Repeat the records verbatim and leave the pictures out of your copy.

**********

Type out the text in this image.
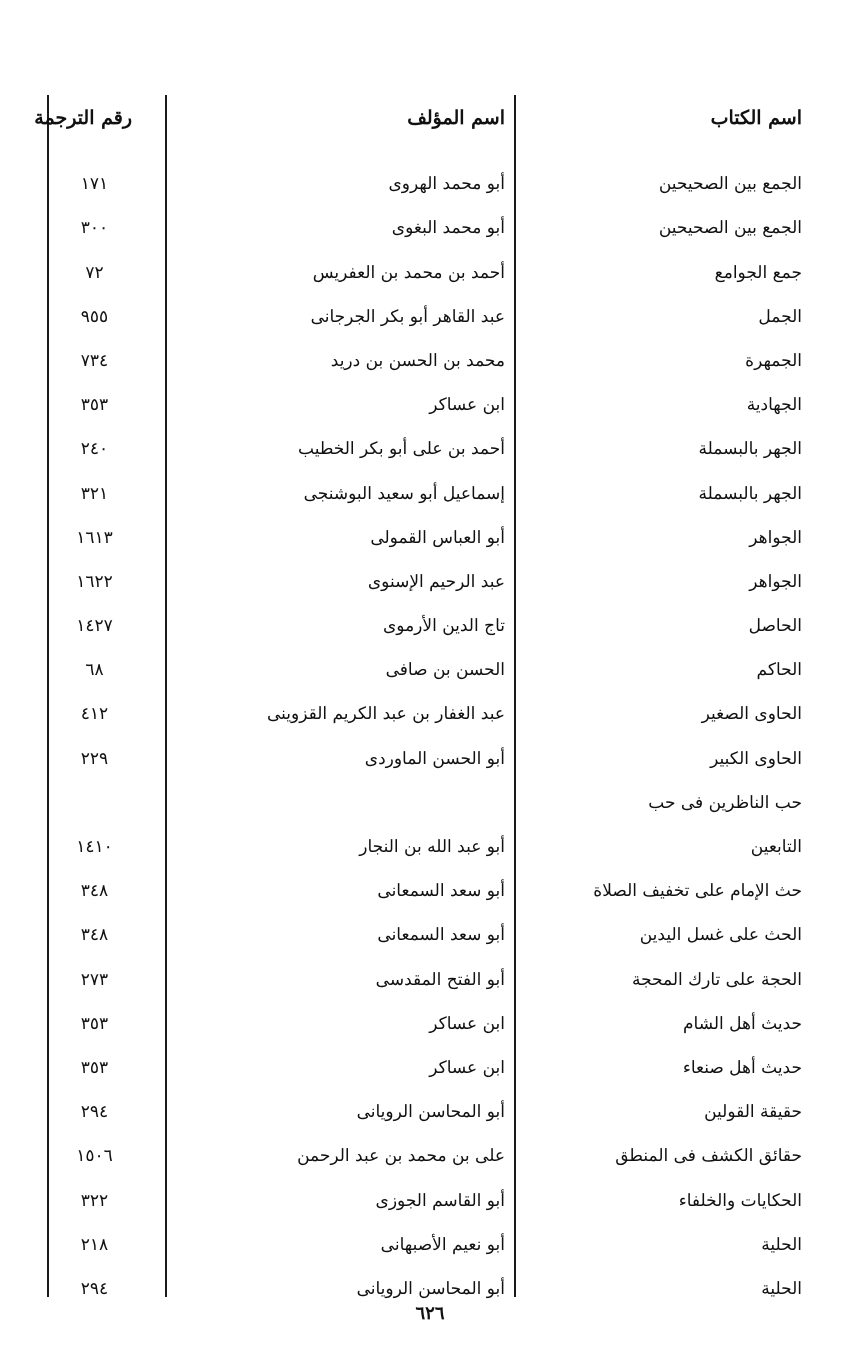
اسم الكتاب
اسم المؤلف
رقم الترجمة
الجمع بين الصحيحين
أبو محمد الهروى
١٧١
الجمع بين الصحيحين
أبو محمد البغوى
٣٠٠
جمع الجوامع
أحمد بن محمد بن العفريس
٧٢
الجمل
عبد القاهر أبو بكر الجرجانى
٩٥٥
الجمهرة
محمد بن الحسن بن دريد
٧٣٤
الجهادية
ابن عساكر
٣٥٣
الجهر بالبسملة
أحمد بن على أبو بكر الخطيب
٢٤٠
الجهر بالبسملة
إسماعيل أبو سعيد البوشنجى
٣٢١
الجواهر
أبو العباس القمولى
١٦١٣
الجواهر
عبد الرحيم الإسنوى
١٦٢٢
الحاصل
تاج الدين الأرموى
١٤٢٧
الحاكم
الحسن بن صافى
٦٨
الحاوى الصغير
عبد الغفار بن عبد الكريم القزوينى
٤١٢
الحاوى الكبير
أبو الحسن الماوردى
٢٢٩
حب الناظرين فى حب
التابعين
أبو عبد الله بن النجار
١٤١٠
حث الإمام على تخفيف الصلاة
أبو سعد السمعانى
٣٤٨
الحث على غسل اليدين
أبو سعد السمعانى
٣٤٨
الحجة على تارك المحجة
أبو الفتح المقدسى
٢٧٣
حديث أهل الشام
ابن عساكر
٣٥٣
حديث أهل صنعاء
ابن عساكر
٣٥٣
حقيقة القولين
أبو المحاسن الرويانى
٢٩٤
حقائق الكشف فى المنطق
على بن محمد بن عبد الرحمن
١٥٠٦
الحكايات والخلفاء
أبو القاسم الجوزى
٣٢٢
الحلية
أبو نعيم الأصبهانى
٢١٨
الحلية
أبو المحاسن الرويانى
٢٩٤
٦٢٦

**********

▶ Answer
Type out the text in this image.
اسم الكتاب
اسم المؤلف
رقم الترجمة
الجمع بين الصحيحين
أبو محمد الهروى
١٧١
الجمع بين الصحيحين
أبو محمد البغوى
٣٠٠
جمع الجوامع
أحمد بن محمد بن العفريس
٧٢
الجمل
عبد القاهر أبو بكر الجرجانى
٩٥٥
الجمهرة
محمد بن الحسن بن دريد
٧٣٤
الجهادية
ابن عساكر
٣٥٣
الجهر بالبسملة
أحمد بن على أبو بكر الخطيب
٢٤٠
الجهر بالبسملة
إسماعيل أبو سعيد البوشنجى
٣٢١
الجواهر
أبو العباس القمولى
١٦١٣
الجواهر
عبد الرحيم الإسنوى
١٦٢٢
الحاصل
تاج الدين الأرموى
١٤٢٧
الحاكم
الحسن بن صافى
٦٨
الحاوى الصغير
عبد الغفار بن عبد الكريم القزوينى
٤١٢
الحاوى الكبير
أبو الحسن الماوردى
٢٢٩
حب الناظرين فى حب
التابعين
أبو عبد الله بن النجار
١٤١٠
حث الإمام على تخفيف الصلاة
أبو سعد السمعانى
٣٤٨
الحث على غسل اليدين
أبو سعد السمعانى
٣٤٨
الحجة على تارك المحجة
أبو الفتح المقدسى
٢٧٣
حديث أهل الشام
ابن عساكر
٣٥٣
حديث أهل صنعاء
ابن عساكر
٣٥٣
حقيقة القولين
أبو المحاسن الرويانى
٢٩٤
حقائق الكشف فى المنطق
على بن محمد بن عبد الرحمن
١٥٠٦
الحكايات والخلفاء
أبو القاسم الجوزى
٣٢٢
الحلية
أبو نعيم الأصبهانى
٢١٨
الحلية
أبو المحاسن الرويانى
٢٩٤
٦٢٦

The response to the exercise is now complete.